** start LISTING **

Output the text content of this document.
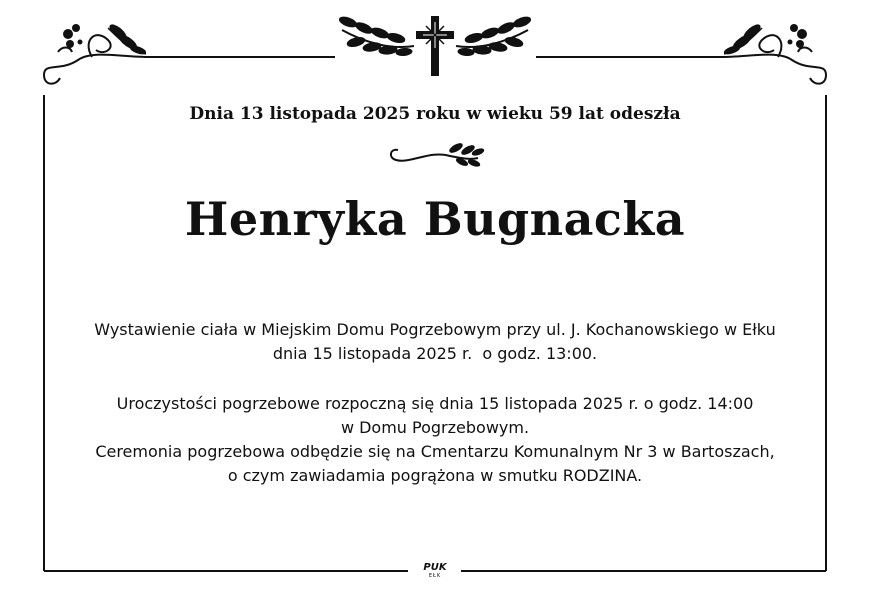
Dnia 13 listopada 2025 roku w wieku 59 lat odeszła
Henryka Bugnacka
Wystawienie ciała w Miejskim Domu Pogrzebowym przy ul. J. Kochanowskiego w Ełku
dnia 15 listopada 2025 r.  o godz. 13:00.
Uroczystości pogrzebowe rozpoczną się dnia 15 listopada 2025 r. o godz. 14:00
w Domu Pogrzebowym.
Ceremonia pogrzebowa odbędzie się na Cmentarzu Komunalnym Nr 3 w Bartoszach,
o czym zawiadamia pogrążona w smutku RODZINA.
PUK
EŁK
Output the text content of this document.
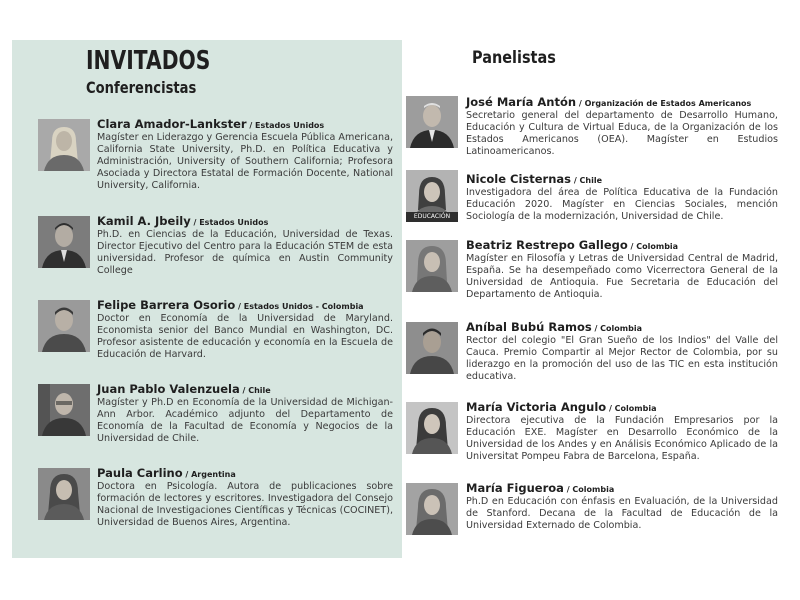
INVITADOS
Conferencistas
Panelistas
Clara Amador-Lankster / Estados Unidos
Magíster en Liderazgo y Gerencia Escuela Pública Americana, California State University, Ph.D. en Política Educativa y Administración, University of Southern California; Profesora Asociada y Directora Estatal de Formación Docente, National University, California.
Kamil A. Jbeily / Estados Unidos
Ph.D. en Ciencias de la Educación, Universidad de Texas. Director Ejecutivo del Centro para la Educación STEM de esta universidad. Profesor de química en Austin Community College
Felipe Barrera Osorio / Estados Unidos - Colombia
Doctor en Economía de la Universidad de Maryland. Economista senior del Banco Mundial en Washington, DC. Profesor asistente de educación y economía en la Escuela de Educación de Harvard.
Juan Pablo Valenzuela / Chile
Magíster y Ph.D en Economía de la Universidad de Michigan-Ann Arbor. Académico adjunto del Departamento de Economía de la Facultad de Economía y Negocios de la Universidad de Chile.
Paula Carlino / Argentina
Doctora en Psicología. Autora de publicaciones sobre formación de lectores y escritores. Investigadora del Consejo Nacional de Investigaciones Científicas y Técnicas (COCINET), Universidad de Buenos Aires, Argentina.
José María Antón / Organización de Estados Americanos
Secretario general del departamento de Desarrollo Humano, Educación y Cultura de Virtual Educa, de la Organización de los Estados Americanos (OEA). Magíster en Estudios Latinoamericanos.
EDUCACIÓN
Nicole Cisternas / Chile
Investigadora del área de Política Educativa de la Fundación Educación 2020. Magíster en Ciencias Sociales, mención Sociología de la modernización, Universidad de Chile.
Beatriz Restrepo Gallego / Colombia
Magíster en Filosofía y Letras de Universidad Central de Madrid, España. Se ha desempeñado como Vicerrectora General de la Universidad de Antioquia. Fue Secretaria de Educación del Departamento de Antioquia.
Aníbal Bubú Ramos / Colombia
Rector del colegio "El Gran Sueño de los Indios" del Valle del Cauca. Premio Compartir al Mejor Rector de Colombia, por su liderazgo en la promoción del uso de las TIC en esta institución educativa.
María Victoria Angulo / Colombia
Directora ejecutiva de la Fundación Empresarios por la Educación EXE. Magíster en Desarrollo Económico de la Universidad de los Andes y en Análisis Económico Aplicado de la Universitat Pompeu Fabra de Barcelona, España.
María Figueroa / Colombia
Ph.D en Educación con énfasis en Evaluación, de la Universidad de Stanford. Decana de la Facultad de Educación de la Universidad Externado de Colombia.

** end LISTING **

- _WHAT IS ASKED_: Which lines above contain the word "España"? Copy each of them.

- _SOLUTION_:
Magíster en Filosofía y Letras de Universidad Central de Madrid, España. Se ha desempeñado como Vicerrectora General de la Universidad de Antioquia. Fue Secretaria de Educación del Departamento de Antioquia.
Directora ejecutiva de la Fundación Empresarios por la Educación EXE. Magíster en Desarrollo Económico de la Universidad de los Andes y en Análisis Económico Aplicado de la Universitat Pompeu Fabra de Barcelona, España.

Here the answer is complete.